(Exercise):
Extract each line of the data and write it out again exactly.

Start Items

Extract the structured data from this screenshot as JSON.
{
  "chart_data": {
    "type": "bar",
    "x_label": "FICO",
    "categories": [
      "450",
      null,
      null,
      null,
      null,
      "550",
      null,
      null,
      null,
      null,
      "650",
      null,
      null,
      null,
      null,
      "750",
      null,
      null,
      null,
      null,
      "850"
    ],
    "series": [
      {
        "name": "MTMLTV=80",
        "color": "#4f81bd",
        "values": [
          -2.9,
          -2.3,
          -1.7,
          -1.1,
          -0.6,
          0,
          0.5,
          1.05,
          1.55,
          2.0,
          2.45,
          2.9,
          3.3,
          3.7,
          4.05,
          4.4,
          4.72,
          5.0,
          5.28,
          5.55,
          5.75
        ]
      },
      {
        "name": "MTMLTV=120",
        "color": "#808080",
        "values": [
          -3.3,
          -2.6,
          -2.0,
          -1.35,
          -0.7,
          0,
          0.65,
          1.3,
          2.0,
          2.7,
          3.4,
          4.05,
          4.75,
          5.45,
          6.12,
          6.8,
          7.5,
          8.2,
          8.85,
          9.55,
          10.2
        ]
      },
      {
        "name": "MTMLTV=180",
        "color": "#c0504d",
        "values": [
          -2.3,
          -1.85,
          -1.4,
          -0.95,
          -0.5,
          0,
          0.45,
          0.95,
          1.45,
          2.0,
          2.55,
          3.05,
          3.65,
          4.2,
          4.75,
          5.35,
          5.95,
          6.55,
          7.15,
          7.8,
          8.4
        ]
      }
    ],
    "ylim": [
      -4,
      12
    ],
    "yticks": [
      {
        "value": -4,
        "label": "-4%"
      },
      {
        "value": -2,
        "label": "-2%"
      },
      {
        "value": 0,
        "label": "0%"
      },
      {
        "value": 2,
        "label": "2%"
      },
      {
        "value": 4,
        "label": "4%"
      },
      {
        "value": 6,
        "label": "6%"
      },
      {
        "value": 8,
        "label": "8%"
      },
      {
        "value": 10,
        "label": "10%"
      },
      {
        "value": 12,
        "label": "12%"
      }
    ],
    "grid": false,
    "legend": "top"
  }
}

End Items

(Final answer):
Extract the structured data from this screenshot as JSON.
{
  "chart_data": {
    "type": "bar",
    "x_label": "FICO",
    "categories": [
      "450",
      null,
      null,
      null,
      null,
      "550",
      null,
      null,
      null,
      null,
      "650",
      null,
      null,
      null,
      null,
      "750",
      null,
      null,
      null,
      null,
      "850"
    ],
    "series": [
      {
        "name": "MTMLTV=80",
        "color": "#4f81bd",
        "values": [
          -2.9,
          -2.3,
          -1.7,
          -1.1,
          -0.6,
          0,
          0.5,
          1.05,
          1.55,
          2.0,
          2.45,
          2.9,
          3.3,
          3.7,
          4.05,
          4.4,
          4.72,
          5.0,
          5.28,
          5.55,
          5.75
        ]
      },
      {
        "name": "MTMLTV=120",
        "color": "#808080",
        "values": [
          -3.3,
          -2.6,
          -2.0,
          -1.35,
          -0.7,
          0,
          0.65,
          1.3,
          2.0,
          2.7,
          3.4,
          4.05,
          4.75,
          5.45,
          6.12,
          6.8,
          7.5,
          8.2,
          8.85,
          9.55,
          10.2
        ]
      },
      {
        "name": "MTMLTV=180",
        "color": "#c0504d",
        "values": [
          -2.3,
          -1.85,
          -1.4,
          -0.95,
          -0.5,
          0,
          0.45,
          0.95,
          1.45,
          2.0,
          2.55,
          3.05,
          3.65,
          4.2,
          4.75,
          5.35,
          5.95,
          6.55,
          7.15,
          7.8,
          8.4
        ]
      }
    ],
    "ylim": [
      -4,
      12
    ],
    "yticks": [
      {
        "value": -4,
        "label": "-4%"
      },
      {
        "value": -2,
        "label": "-2%"
      },
      {
        "value": 0,
        "label": "0%"
      },
      {
        "value": 2,
        "label": "2%"
      },
      {
        "value": 4,
        "label": "4%"
      },
      {
        "value": 6,
        "label": "6%"
      },
      {
        "value": 8,
        "label": "8%"
      },
      {
        "value": 10,
        "label": "10%"
      },
      {
        "value": 12,
        "label": "12%"
      }
    ],
    "grid": false,
    "legend": "top"
  }
}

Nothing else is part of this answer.